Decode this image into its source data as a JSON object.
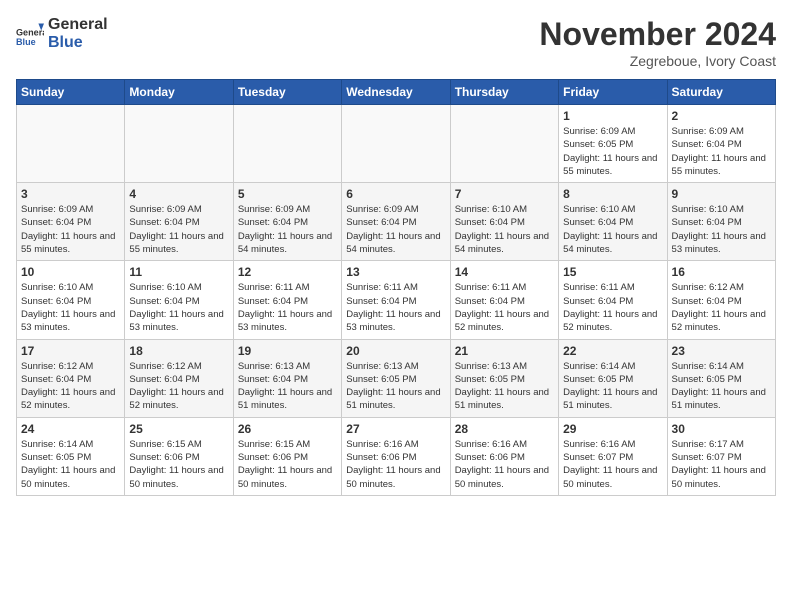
{
  "header": {
    "logo_line1": "General",
    "logo_line2": "Blue",
    "month_year": "November 2024",
    "location": "Zegreboue, Ivory Coast"
  },
  "days_of_week": [
    "Sunday",
    "Monday",
    "Tuesday",
    "Wednesday",
    "Thursday",
    "Friday",
    "Saturday"
  ],
  "weeks": [
    {
      "days": [
        {
          "num": "",
          "empty": true
        },
        {
          "num": "",
          "empty": true
        },
        {
          "num": "",
          "empty": true
        },
        {
          "num": "",
          "empty": true
        },
        {
          "num": "",
          "empty": true
        },
        {
          "num": "1",
          "sunrise": "6:09 AM",
          "sunset": "6:05 PM",
          "daylight": "11 hours and 55 minutes."
        },
        {
          "num": "2",
          "sunrise": "6:09 AM",
          "sunset": "6:04 PM",
          "daylight": "11 hours and 55 minutes."
        }
      ]
    },
    {
      "days": [
        {
          "num": "3",
          "sunrise": "6:09 AM",
          "sunset": "6:04 PM",
          "daylight": "11 hours and 55 minutes."
        },
        {
          "num": "4",
          "sunrise": "6:09 AM",
          "sunset": "6:04 PM",
          "daylight": "11 hours and 55 minutes."
        },
        {
          "num": "5",
          "sunrise": "6:09 AM",
          "sunset": "6:04 PM",
          "daylight": "11 hours and 54 minutes."
        },
        {
          "num": "6",
          "sunrise": "6:09 AM",
          "sunset": "6:04 PM",
          "daylight": "11 hours and 54 minutes."
        },
        {
          "num": "7",
          "sunrise": "6:10 AM",
          "sunset": "6:04 PM",
          "daylight": "11 hours and 54 minutes."
        },
        {
          "num": "8",
          "sunrise": "6:10 AM",
          "sunset": "6:04 PM",
          "daylight": "11 hours and 54 minutes."
        },
        {
          "num": "9",
          "sunrise": "6:10 AM",
          "sunset": "6:04 PM",
          "daylight": "11 hours and 53 minutes."
        }
      ]
    },
    {
      "days": [
        {
          "num": "10",
          "sunrise": "6:10 AM",
          "sunset": "6:04 PM",
          "daylight": "11 hours and 53 minutes."
        },
        {
          "num": "11",
          "sunrise": "6:10 AM",
          "sunset": "6:04 PM",
          "daylight": "11 hours and 53 minutes."
        },
        {
          "num": "12",
          "sunrise": "6:11 AM",
          "sunset": "6:04 PM",
          "daylight": "11 hours and 53 minutes."
        },
        {
          "num": "13",
          "sunrise": "6:11 AM",
          "sunset": "6:04 PM",
          "daylight": "11 hours and 53 minutes."
        },
        {
          "num": "14",
          "sunrise": "6:11 AM",
          "sunset": "6:04 PM",
          "daylight": "11 hours and 52 minutes."
        },
        {
          "num": "15",
          "sunrise": "6:11 AM",
          "sunset": "6:04 PM",
          "daylight": "11 hours and 52 minutes."
        },
        {
          "num": "16",
          "sunrise": "6:12 AM",
          "sunset": "6:04 PM",
          "daylight": "11 hours and 52 minutes."
        }
      ]
    },
    {
      "days": [
        {
          "num": "17",
          "sunrise": "6:12 AM",
          "sunset": "6:04 PM",
          "daylight": "11 hours and 52 minutes."
        },
        {
          "num": "18",
          "sunrise": "6:12 AM",
          "sunset": "6:04 PM",
          "daylight": "11 hours and 52 minutes."
        },
        {
          "num": "19",
          "sunrise": "6:13 AM",
          "sunset": "6:04 PM",
          "daylight": "11 hours and 51 minutes."
        },
        {
          "num": "20",
          "sunrise": "6:13 AM",
          "sunset": "6:05 PM",
          "daylight": "11 hours and 51 minutes."
        },
        {
          "num": "21",
          "sunrise": "6:13 AM",
          "sunset": "6:05 PM",
          "daylight": "11 hours and 51 minutes."
        },
        {
          "num": "22",
          "sunrise": "6:14 AM",
          "sunset": "6:05 PM",
          "daylight": "11 hours and 51 minutes."
        },
        {
          "num": "23",
          "sunrise": "6:14 AM",
          "sunset": "6:05 PM",
          "daylight": "11 hours and 51 minutes."
        }
      ]
    },
    {
      "days": [
        {
          "num": "24",
          "sunrise": "6:14 AM",
          "sunset": "6:05 PM",
          "daylight": "11 hours and 50 minutes."
        },
        {
          "num": "25",
          "sunrise": "6:15 AM",
          "sunset": "6:06 PM",
          "daylight": "11 hours and 50 minutes."
        },
        {
          "num": "26",
          "sunrise": "6:15 AM",
          "sunset": "6:06 PM",
          "daylight": "11 hours and 50 minutes."
        },
        {
          "num": "27",
          "sunrise": "6:16 AM",
          "sunset": "6:06 PM",
          "daylight": "11 hours and 50 minutes."
        },
        {
          "num": "28",
          "sunrise": "6:16 AM",
          "sunset": "6:06 PM",
          "daylight": "11 hours and 50 minutes."
        },
        {
          "num": "29",
          "sunrise": "6:16 AM",
          "sunset": "6:07 PM",
          "daylight": "11 hours and 50 minutes."
        },
        {
          "num": "30",
          "sunrise": "6:17 AM",
          "sunset": "6:07 PM",
          "daylight": "11 hours and 50 minutes."
        }
      ]
    }
  ]
}
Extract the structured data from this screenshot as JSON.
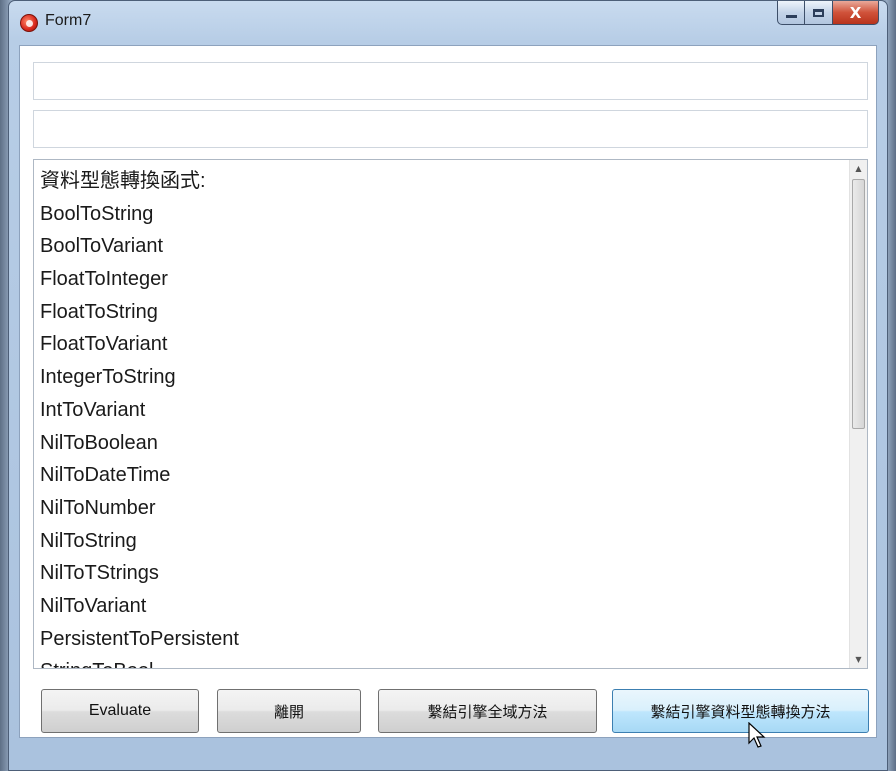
{
  "window": {
    "title": "Form7",
    "close_glyph": "X",
    "icons": {
      "app": "app-icon",
      "minimize": "minimize-icon",
      "maximize": "maximize-icon",
      "close": "close-icon"
    }
  },
  "inputs": {
    "top_value": "",
    "second_value": ""
  },
  "list": {
    "items": [
      "資料型態轉換函式:",
      "BoolToString",
      "BoolToVariant",
      "FloatToInteger",
      "FloatToString",
      "FloatToVariant",
      "IntegerToString",
      "IntToVariant",
      "NilToBoolean",
      "NilToDateTime",
      "NilToNumber",
      "NilToString",
      "NilToTStrings",
      "NilToVariant",
      "PersistentToPersistent",
      "StringToBool"
    ],
    "scroll_up_glyph": "▲",
    "scroll_down_glyph": "▼"
  },
  "buttons": {
    "evaluate": "Evaluate",
    "exit": "離開",
    "bind_global": "繫結引擎全域方法",
    "bind_convert": "繫結引擎資料型態轉換方法"
  },
  "colors": {
    "title_bar": "#c9dbef",
    "close_button": "#d0523a",
    "hover_button": "#bee6fd"
  }
}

= = = = =

> [DESCRIPTION OF THE TASK] Write the listing out a second time exactly, dropping all images.

> [PROBLEM SOLUTION]
Decode this image into its source data as a JSON object.
{
  "header": {
    "logo_line1": "General",
    "logo_line2": "Blue",
    "month_year": "November 2024",
    "location": "Zegreboue, Ivory Coast"
  },
  "days_of_week": [
    "Sunday",
    "Monday",
    "Tuesday",
    "Wednesday",
    "Thursday",
    "Friday",
    "Saturday"
  ],
  "weeks": [
    {
      "days": [
        {
          "num": "",
          "empty": true
        },
        {
          "num": "",
          "empty": true
        },
        {
          "num": "",
          "empty": true
        },
        {
          "num": "",
          "empty": true
        },
        {
          "num": "",
          "empty": true
        },
        {
          "num": "1",
          "sunrise": "6:09 AM",
          "sunset": "6:05 PM",
          "daylight": "11 hours and 55 minutes."
        },
        {
          "num": "2",
          "sunrise": "6:09 AM",
          "sunset": "6:04 PM",
          "daylight": "11 hours and 55 minutes."
        }
      ]
    },
    {
      "days": [
        {
          "num": "3",
          "sunrise": "6:09 AM",
          "sunset": "6:04 PM",
          "daylight": "11 hours and 55 minutes."
        },
        {
          "num": "4",
          "sunrise": "6:09 AM",
          "sunset": "6:04 PM",
          "daylight": "11 hours and 55 minutes."
        },
        {
          "num": "5",
          "sunrise": "6:09 AM",
          "sunset": "6:04 PM",
          "daylight": "11 hours and 54 minutes."
        },
        {
          "num": "6",
          "sunrise": "6:09 AM",
          "sunset": "6:04 PM",
          "daylight": "11 hours and 54 minutes."
        },
        {
          "num": "7",
          "sunrise": "6:10 AM",
          "sunset": "6:04 PM",
          "daylight": "11 hours and 54 minutes."
        },
        {
          "num": "8",
          "sunrise": "6:10 AM",
          "sunset": "6:04 PM",
          "daylight": "11 hours and 54 minutes."
        },
        {
          "num": "9",
          "sunrise": "6:10 AM",
          "sunset": "6:04 PM",
          "daylight": "11 hours and 53 minutes."
        }
      ]
    },
    {
      "days": [
        {
          "num": "10",
          "sunrise": "6:10 AM",
          "sunset": "6:04 PM",
          "daylight": "11 hours and 53 minutes."
        },
        {
          "num": "11",
          "sunrise": "6:10 AM",
          "sunset": "6:04 PM",
          "daylight": "11 hours and 53 minutes."
        },
        {
          "num": "12",
          "sunrise": "6:11 AM",
          "sunset": "6:04 PM",
          "daylight": "11 hours and 53 minutes."
        },
        {
          "num": "13",
          "sunrise": "6:11 AM",
          "sunset": "6:04 PM",
          "daylight": "11 hours and 53 minutes."
        },
        {
          "num": "14",
          "sunrise": "6:11 AM",
          "sunset": "6:04 PM",
          "daylight": "11 hours and 52 minutes."
        },
        {
          "num": "15",
          "sunrise": "6:11 AM",
          "sunset": "6:04 PM",
          "daylight": "11 hours and 52 minutes."
        },
        {
          "num": "16",
          "sunrise": "6:12 AM",
          "sunset": "6:04 PM",
          "daylight": "11 hours and 52 minutes."
        }
      ]
    },
    {
      "days": [
        {
          "num": "17",
          "sunrise": "6:12 AM",
          "sunset": "6:04 PM",
          "daylight": "11 hours and 52 minutes."
        },
        {
          "num": "18",
          "sunrise": "6:12 AM",
          "sunset": "6:04 PM",
          "daylight": "11 hours and 52 minutes."
        },
        {
          "num": "19",
          "sunrise": "6:13 AM",
          "sunset": "6:04 PM",
          "daylight": "11 hours and 51 minutes."
        },
        {
          "num": "20",
          "sunrise": "6:13 AM",
          "sunset": "6:05 PM",
          "daylight": "11 hours and 51 minutes."
        },
        {
          "num": "21",
          "sunrise": "6:13 AM",
          "sunset": "6:05 PM",
          "daylight": "11 hours and 51 minutes."
        },
        {
          "num": "22",
          "sunrise": "6:14 AM",
          "sunset": "6:05 PM",
          "daylight": "11 hours and 51 minutes."
        },
        {
          "num": "23",
          "sunrise": "6:14 AM",
          "sunset": "6:05 PM",
          "daylight": "11 hours and 51 minutes."
        }
      ]
    },
    {
      "days": [
        {
          "num": "24",
          "sunrise": "6:14 AM",
          "sunset": "6:05 PM",
          "daylight": "11 hours and 50 minutes."
        },
        {
          "num": "25",
          "sunrise": "6:15 AM",
          "sunset": "6:06 PM",
          "daylight": "11 hours and 50 minutes."
        },
        {
          "num": "26",
          "sunrise": "6:15 AM",
          "sunset": "6:06 PM",
          "daylight": "11 hours and 50 minutes."
        },
        {
          "num": "27",
          "sunrise": "6:16 AM",
          "sunset": "6:06 PM",
          "daylight": "11 hours and 50 minutes."
        },
        {
          "num": "28",
          "sunrise": "6:16 AM",
          "sunset": "6:06 PM",
          "daylight": "11 hours and 50 minutes."
        },
        {
          "num": "29",
          "sunrise": "6:16 AM",
          "sunset": "6:07 PM",
          "daylight": "11 hours and 50 minutes."
        },
        {
          "num": "30",
          "sunrise": "6:17 AM",
          "sunset": "6:07 PM",
          "daylight": "11 hours and 50 minutes."
        }
      ]
    }
  ]
}
Extract the structured data from this screenshot as JSON.
{
  "window": {
    "title": "Form7",
    "close_glyph": "X",
    "icons": {
      "app": "app-icon",
      "minimize": "minimize-icon",
      "maximize": "maximize-icon",
      "close": "close-icon"
    }
  },
  "inputs": {
    "top_value": "",
    "second_value": ""
  },
  "list": {
    "items": [
      "資料型態轉換函式:",
      "BoolToString",
      "BoolToVariant",
      "FloatToInteger",
      "FloatToString",
      "FloatToVariant",
      "IntegerToString",
      "IntToVariant",
      "NilToBoolean",
      "NilToDateTime",
      "NilToNumber",
      "NilToString",
      "NilToTStrings",
      "NilToVariant",
      "PersistentToPersistent",
      "StringToBool"
    ],
    "scroll_up_glyph": "▲",
    "scroll_down_glyph": "▼"
  },
  "buttons": {
    "evaluate": "Evaluate",
    "exit": "離開",
    "bind_global": "繫結引擎全域方法",
    "bind_convert": "繫結引擎資料型態轉換方法"
  },
  "colors": {
    "title_bar": "#c9dbef",
    "close_button": "#d0523a",
    "hover_button": "#bee6fd"
  }
}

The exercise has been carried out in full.